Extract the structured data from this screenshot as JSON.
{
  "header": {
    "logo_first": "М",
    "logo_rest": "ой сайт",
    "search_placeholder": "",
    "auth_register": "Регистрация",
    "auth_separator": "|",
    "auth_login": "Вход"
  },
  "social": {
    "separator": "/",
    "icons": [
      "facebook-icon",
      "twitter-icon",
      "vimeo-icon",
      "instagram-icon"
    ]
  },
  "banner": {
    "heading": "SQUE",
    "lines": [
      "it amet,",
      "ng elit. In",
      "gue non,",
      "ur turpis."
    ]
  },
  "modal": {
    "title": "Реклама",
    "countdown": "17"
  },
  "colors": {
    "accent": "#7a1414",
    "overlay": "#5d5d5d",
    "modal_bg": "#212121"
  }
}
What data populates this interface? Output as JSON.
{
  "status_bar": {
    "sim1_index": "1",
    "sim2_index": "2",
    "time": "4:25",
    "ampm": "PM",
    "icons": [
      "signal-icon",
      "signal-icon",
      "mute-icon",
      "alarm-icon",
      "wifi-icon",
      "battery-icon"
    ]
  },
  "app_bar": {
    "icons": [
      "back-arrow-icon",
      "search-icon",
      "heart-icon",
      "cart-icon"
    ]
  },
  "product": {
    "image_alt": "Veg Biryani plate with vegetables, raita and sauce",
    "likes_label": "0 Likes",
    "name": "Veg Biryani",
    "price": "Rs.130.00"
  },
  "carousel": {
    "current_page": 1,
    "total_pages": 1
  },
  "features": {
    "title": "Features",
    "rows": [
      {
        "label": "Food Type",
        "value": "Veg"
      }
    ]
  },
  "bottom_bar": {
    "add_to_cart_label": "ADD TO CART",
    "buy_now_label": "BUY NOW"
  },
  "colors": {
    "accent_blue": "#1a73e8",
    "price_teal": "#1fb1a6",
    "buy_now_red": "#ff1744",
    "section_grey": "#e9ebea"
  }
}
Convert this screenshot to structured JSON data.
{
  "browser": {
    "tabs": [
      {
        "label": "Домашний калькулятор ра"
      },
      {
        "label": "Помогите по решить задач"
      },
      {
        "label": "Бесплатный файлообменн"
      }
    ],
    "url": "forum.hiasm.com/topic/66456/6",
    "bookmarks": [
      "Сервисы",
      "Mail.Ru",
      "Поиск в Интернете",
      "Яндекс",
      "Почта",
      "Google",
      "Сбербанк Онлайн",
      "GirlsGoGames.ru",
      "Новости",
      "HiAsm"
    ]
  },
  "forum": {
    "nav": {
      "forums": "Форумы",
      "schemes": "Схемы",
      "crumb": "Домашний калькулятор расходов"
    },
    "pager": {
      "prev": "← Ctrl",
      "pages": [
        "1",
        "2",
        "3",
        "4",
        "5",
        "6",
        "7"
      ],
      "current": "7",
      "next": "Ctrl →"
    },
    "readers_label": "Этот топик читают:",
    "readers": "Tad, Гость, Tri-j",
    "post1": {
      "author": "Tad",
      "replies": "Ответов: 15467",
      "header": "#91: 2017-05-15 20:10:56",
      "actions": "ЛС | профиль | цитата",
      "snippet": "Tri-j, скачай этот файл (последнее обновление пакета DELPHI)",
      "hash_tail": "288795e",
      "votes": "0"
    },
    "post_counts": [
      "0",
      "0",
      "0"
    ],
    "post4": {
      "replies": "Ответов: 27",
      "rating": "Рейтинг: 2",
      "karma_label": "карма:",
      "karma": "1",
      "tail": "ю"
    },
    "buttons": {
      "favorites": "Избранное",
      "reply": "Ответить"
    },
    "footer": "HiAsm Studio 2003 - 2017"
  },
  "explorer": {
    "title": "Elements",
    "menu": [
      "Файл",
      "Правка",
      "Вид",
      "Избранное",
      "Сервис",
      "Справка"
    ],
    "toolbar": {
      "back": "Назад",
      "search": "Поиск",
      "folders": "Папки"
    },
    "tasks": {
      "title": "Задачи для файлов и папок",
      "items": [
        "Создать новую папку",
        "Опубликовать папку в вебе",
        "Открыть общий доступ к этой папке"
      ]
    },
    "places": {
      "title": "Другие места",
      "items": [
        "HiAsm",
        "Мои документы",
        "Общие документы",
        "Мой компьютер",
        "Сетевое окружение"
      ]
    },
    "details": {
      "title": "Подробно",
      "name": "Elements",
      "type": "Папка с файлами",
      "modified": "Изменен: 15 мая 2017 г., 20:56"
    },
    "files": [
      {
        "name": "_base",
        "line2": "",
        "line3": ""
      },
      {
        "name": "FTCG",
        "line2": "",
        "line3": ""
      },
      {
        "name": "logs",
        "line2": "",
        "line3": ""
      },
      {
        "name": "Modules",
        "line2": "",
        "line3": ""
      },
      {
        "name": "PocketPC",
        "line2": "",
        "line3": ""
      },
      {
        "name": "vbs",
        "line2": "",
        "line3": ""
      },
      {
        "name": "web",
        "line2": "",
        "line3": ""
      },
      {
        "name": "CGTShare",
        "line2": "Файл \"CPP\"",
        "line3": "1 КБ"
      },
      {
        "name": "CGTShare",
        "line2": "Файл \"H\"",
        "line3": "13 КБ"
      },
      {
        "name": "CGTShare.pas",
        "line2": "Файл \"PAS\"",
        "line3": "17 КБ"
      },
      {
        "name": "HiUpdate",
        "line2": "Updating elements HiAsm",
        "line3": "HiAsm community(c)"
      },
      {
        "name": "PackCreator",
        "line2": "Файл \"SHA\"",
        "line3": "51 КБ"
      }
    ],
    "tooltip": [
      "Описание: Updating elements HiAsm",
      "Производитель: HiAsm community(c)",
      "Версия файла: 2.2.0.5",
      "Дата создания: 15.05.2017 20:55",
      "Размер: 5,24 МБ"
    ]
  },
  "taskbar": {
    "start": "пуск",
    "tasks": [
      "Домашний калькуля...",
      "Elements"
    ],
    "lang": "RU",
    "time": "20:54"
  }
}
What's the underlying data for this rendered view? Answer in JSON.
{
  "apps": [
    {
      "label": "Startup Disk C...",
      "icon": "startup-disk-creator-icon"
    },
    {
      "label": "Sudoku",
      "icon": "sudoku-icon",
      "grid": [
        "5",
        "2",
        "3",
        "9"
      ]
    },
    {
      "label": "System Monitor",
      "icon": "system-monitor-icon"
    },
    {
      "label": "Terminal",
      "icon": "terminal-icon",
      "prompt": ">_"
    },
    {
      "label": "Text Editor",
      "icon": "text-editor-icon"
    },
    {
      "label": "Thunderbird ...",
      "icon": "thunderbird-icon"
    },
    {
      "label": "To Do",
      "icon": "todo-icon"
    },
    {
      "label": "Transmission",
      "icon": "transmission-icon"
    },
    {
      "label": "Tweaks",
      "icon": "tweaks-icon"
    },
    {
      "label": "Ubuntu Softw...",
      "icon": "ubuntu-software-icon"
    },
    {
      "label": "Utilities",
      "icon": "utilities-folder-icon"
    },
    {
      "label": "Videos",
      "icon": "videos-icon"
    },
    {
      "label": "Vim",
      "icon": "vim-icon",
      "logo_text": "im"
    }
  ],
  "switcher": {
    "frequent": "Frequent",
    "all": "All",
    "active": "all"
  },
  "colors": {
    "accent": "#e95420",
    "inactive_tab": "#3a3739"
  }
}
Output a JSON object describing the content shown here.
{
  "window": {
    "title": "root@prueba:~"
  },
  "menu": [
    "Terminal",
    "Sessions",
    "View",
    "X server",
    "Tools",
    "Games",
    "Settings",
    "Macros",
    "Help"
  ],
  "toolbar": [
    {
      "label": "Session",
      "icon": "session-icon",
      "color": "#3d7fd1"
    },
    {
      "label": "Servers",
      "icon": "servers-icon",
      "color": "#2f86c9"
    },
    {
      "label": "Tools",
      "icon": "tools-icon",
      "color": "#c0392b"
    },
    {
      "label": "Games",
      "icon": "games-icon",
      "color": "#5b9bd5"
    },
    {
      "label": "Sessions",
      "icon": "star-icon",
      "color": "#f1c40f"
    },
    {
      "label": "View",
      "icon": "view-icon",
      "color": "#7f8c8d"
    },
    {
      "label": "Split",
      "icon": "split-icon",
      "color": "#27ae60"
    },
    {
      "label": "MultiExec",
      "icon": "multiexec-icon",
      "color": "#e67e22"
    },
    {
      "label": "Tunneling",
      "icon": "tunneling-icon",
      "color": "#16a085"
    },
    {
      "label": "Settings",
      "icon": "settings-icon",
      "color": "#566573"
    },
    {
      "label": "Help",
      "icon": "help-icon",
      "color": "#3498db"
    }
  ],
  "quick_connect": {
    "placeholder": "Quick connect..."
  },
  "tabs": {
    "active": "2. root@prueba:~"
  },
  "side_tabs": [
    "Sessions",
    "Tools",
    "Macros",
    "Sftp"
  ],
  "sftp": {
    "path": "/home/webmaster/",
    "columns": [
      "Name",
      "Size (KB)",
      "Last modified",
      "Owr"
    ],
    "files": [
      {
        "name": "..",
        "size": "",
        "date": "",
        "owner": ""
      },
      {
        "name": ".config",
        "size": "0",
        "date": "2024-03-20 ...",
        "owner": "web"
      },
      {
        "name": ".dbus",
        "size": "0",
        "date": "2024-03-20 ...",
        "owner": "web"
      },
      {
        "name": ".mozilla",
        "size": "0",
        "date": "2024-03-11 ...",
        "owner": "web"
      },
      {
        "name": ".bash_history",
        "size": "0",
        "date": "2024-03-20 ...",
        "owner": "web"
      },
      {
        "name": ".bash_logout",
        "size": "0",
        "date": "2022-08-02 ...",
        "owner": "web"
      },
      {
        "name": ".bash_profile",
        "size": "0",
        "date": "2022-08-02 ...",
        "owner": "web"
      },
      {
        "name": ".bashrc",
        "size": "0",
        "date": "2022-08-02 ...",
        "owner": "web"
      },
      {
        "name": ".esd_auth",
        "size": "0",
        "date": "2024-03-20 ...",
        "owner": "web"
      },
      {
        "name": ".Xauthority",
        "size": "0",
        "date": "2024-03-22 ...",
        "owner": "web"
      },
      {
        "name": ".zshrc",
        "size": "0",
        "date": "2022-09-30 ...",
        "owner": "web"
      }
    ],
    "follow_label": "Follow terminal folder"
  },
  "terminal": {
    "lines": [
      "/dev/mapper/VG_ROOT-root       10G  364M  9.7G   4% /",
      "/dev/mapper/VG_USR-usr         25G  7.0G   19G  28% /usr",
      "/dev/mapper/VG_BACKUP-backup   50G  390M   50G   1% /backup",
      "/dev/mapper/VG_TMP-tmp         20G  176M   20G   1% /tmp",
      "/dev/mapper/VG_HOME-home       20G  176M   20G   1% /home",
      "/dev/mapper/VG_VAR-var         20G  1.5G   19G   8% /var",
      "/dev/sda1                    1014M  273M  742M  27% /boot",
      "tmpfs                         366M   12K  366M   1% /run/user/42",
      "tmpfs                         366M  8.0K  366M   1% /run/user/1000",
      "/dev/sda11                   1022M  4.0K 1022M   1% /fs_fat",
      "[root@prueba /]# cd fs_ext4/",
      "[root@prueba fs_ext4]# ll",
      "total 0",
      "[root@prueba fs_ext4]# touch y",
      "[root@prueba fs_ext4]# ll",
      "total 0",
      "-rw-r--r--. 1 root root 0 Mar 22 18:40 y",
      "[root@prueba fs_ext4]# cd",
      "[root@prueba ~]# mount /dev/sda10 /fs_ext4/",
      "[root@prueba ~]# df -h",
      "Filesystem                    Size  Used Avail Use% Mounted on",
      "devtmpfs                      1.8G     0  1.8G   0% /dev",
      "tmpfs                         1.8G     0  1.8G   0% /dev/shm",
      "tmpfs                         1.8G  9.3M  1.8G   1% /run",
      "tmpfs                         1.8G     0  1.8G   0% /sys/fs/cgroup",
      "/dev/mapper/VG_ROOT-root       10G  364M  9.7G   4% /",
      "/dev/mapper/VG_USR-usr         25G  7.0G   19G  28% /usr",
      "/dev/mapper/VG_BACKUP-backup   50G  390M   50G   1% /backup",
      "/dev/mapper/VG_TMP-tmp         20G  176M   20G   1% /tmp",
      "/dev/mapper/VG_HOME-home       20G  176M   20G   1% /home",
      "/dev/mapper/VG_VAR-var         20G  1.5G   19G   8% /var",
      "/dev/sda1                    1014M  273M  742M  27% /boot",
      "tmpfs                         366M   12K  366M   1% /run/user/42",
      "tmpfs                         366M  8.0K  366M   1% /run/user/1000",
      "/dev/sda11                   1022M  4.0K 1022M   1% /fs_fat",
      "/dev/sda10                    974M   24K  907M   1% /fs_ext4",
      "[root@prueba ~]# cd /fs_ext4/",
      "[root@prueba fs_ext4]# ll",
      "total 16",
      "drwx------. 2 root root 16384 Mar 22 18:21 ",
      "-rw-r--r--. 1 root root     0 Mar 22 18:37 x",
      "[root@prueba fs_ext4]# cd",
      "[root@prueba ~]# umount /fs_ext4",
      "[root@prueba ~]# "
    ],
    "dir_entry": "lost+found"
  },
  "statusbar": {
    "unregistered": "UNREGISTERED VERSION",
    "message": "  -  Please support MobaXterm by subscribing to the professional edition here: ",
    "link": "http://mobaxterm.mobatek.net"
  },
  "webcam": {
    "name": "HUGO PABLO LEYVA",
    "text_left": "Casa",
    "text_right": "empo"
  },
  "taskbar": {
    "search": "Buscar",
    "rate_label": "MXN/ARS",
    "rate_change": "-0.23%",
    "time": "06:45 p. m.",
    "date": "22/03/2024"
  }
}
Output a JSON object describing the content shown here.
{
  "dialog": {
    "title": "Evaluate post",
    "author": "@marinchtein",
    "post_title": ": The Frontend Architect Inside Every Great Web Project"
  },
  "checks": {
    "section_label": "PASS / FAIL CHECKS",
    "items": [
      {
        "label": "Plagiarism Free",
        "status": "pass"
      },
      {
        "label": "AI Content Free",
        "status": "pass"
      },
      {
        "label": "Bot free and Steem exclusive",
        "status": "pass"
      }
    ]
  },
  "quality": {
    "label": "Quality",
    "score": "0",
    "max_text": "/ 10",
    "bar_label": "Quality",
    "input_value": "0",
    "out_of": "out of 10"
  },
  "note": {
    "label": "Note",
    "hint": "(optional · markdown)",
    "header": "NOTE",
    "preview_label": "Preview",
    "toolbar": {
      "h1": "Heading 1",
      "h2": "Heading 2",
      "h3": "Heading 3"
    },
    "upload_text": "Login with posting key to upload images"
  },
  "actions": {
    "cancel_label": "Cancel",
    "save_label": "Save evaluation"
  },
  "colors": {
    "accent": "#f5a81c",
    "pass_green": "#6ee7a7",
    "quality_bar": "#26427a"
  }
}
☆ ☆ ☆ ☆
■ Task statement: Show every line from the entries above in which the word "with" appears.

■ Output of the exercise:
    "image_alt": "Veg Biryani plate with vegetables, raita and sauce",
    "upload_text": "Login with posting key to upload images"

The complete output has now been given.